**Requirements**
Copy out each line below that has the word "JSON" in it.

(Collected data)
——
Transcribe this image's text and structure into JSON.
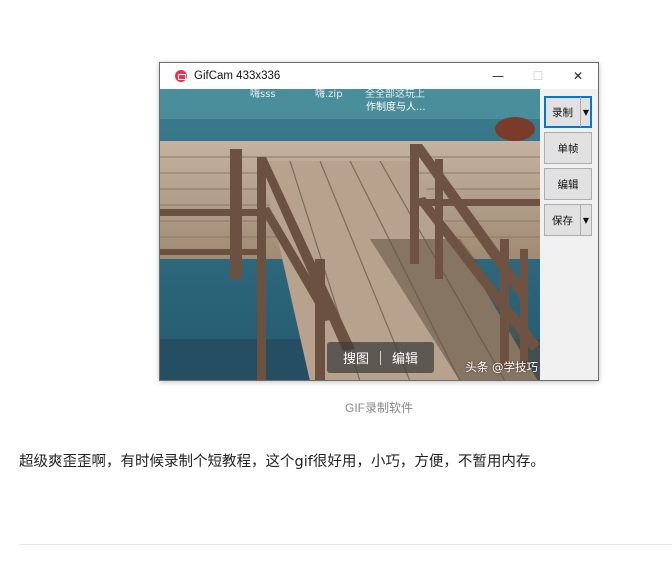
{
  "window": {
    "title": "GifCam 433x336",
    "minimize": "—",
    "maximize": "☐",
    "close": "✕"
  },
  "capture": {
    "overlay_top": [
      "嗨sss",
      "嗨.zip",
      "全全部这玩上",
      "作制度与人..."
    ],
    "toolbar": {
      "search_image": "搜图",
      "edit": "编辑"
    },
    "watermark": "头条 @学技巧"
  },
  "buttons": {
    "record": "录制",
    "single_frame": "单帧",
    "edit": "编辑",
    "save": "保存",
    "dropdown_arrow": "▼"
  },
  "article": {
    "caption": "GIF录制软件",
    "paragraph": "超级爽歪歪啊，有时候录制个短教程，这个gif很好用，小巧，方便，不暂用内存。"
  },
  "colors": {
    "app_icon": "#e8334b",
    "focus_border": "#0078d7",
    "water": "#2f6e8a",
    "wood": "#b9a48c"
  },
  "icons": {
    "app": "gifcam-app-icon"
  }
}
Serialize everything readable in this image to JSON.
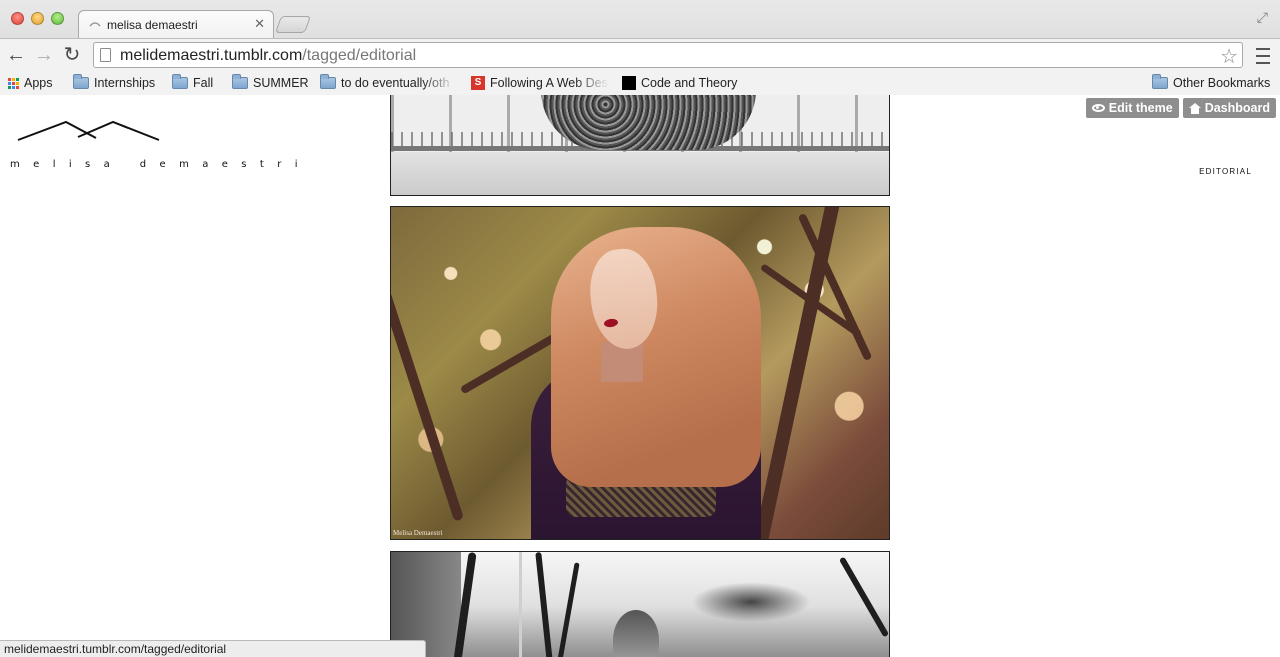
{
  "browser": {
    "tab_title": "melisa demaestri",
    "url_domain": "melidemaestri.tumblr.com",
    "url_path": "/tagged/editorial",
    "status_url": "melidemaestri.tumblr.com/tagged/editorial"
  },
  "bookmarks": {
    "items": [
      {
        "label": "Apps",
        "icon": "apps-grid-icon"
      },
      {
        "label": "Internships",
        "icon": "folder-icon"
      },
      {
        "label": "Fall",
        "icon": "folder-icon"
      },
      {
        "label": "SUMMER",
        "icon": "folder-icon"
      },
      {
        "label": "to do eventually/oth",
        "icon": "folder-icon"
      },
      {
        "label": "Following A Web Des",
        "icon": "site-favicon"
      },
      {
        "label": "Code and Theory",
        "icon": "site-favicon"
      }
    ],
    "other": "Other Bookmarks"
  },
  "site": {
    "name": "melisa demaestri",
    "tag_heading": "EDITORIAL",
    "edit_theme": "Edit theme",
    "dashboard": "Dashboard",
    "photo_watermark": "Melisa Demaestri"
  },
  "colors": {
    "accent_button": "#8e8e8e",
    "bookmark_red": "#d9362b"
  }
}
——
**Correct response**
Transcribe this image's text and structure into JSON.
Serialize everything readable in this image to JSON.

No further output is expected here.